Stored data entries:
--*--

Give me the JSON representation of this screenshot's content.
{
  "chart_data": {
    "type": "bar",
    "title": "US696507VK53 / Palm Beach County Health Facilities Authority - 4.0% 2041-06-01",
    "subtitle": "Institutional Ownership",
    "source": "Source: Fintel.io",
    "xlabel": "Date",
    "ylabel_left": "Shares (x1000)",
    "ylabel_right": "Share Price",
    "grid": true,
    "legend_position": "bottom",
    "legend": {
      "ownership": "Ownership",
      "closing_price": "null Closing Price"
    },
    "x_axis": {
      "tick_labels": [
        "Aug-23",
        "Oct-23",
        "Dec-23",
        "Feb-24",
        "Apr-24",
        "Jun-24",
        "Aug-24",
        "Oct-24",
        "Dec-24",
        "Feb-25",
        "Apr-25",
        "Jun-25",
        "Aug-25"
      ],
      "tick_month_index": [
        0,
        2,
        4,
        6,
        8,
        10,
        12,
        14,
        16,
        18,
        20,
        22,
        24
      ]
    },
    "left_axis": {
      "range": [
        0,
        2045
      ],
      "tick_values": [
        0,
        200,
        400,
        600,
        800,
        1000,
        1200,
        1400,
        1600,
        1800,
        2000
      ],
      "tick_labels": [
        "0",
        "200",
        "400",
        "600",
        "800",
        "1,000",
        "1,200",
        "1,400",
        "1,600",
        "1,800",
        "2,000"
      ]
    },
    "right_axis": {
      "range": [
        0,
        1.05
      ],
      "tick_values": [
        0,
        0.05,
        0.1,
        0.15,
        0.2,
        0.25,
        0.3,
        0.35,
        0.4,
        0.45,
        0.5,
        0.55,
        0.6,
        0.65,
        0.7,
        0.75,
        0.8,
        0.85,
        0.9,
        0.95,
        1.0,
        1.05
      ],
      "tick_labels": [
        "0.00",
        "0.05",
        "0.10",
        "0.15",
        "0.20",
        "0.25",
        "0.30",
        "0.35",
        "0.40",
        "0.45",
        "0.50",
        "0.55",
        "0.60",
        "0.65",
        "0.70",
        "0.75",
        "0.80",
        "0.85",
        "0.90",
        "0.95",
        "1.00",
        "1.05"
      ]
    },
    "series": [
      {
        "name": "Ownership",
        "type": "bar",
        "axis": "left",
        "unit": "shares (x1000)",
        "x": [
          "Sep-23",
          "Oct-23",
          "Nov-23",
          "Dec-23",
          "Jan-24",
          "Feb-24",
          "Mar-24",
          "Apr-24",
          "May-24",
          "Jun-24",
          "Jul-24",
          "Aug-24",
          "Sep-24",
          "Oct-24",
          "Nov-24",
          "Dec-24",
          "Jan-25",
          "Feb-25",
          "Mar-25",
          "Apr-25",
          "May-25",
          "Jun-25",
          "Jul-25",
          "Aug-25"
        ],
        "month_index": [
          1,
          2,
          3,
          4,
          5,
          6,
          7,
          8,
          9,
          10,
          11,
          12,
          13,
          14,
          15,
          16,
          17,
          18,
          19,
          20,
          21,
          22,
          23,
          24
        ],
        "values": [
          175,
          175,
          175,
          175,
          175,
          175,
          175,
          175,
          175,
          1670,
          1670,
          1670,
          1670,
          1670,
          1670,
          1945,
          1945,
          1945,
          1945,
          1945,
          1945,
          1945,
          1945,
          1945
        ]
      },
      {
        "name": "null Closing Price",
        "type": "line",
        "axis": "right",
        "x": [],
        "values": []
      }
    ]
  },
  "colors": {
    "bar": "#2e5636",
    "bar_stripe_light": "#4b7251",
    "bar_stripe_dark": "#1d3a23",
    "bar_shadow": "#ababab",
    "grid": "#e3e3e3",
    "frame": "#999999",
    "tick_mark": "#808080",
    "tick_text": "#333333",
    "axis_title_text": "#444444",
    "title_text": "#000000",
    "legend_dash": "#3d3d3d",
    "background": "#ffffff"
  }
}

--*--

What you need to do: Repeat every record, keeping each word and mark exactly as it is.

Output for this exercise:
Give me the JSON representation of this screenshot's content.
{
  "chart_data": {
    "type": "bar",
    "title": "US696507VK53 / Palm Beach County Health Facilities Authority - 4.0% 2041-06-01",
    "subtitle": "Institutional Ownership",
    "source": "Source: Fintel.io",
    "xlabel": "Date",
    "ylabel_left": "Shares (x1000)",
    "ylabel_right": "Share Price",
    "grid": true,
    "legend_position": "bottom",
    "legend": {
      "ownership": "Ownership",
      "closing_price": "null Closing Price"
    },
    "x_axis": {
      "tick_labels": [
        "Aug-23",
        "Oct-23",
        "Dec-23",
        "Feb-24",
        "Apr-24",
        "Jun-24",
        "Aug-24",
        "Oct-24",
        "Dec-24",
        "Feb-25",
        "Apr-25",
        "Jun-25",
        "Aug-25"
      ],
      "tick_month_index": [
        0,
        2,
        4,
        6,
        8,
        10,
        12,
        14,
        16,
        18,
        20,
        22,
        24
      ]
    },
    "left_axis": {
      "range": [
        0,
        2045
      ],
      "tick_values": [
        0,
        200,
        400,
        600,
        800,
        1000,
        1200,
        1400,
        1600,
        1800,
        2000
      ],
      "tick_labels": [
        "0",
        "200",
        "400",
        "600",
        "800",
        "1,000",
        "1,200",
        "1,400",
        "1,600",
        "1,800",
        "2,000"
      ]
    },
    "right_axis": {
      "range": [
        0,
        1.05
      ],
      "tick_values": [
        0,
        0.05,
        0.1,
        0.15,
        0.2,
        0.25,
        0.3,
        0.35,
        0.4,
        0.45,
        0.5,
        0.55,
        0.6,
        0.65,
        0.7,
        0.75,
        0.8,
        0.85,
        0.9,
        0.95,
        1.0,
        1.05
      ],
      "tick_labels": [
        "0.00",
        "0.05",
        "0.10",
        "0.15",
        "0.20",
        "0.25",
        "0.30",
        "0.35",
        "0.40",
        "0.45",
        "0.50",
        "0.55",
        "0.60",
        "0.65",
        "0.70",
        "0.75",
        "0.80",
        "0.85",
        "0.90",
        "0.95",
        "1.00",
        "1.05"
      ]
    },
    "series": [
      {
        "name": "Ownership",
        "type": "bar",
        "axis": "left",
        "unit": "shares (x1000)",
        "x": [
          "Sep-23",
          "Oct-23",
          "Nov-23",
          "Dec-23",
          "Jan-24",
          "Feb-24",
          "Mar-24",
          "Apr-24",
          "May-24",
          "Jun-24",
          "Jul-24",
          "Aug-24",
          "Sep-24",
          "Oct-24",
          "Nov-24",
          "Dec-24",
          "Jan-25",
          "Feb-25",
          "Mar-25",
          "Apr-25",
          "May-25",
          "Jun-25",
          "Jul-25",
          "Aug-25"
        ],
        "month_index": [
          1,
          2,
          3,
          4,
          5,
          6,
          7,
          8,
          9,
          10,
          11,
          12,
          13,
          14,
          15,
          16,
          17,
          18,
          19,
          20,
          21,
          22,
          23,
          24
        ],
        "values": [
          175,
          175,
          175,
          175,
          175,
          175,
          175,
          175,
          175,
          1670,
          1670,
          1670,
          1670,
          1670,
          1670,
          1945,
          1945,
          1945,
          1945,
          1945,
          1945,
          1945,
          1945,
          1945
        ]
      },
      {
        "name": "null Closing Price",
        "type": "line",
        "axis": "right",
        "x": [],
        "values": []
      }
    ]
  },
  "colors": {
    "bar": "#2e5636",
    "bar_stripe_light": "#4b7251",
    "bar_stripe_dark": "#1d3a23",
    "bar_shadow": "#ababab",
    "grid": "#e3e3e3",
    "frame": "#999999",
    "tick_mark": "#808080",
    "tick_text": "#333333",
    "axis_title_text": "#444444",
    "title_text": "#000000",
    "legend_dash": "#3d3d3d",
    "background": "#ffffff"
  }
}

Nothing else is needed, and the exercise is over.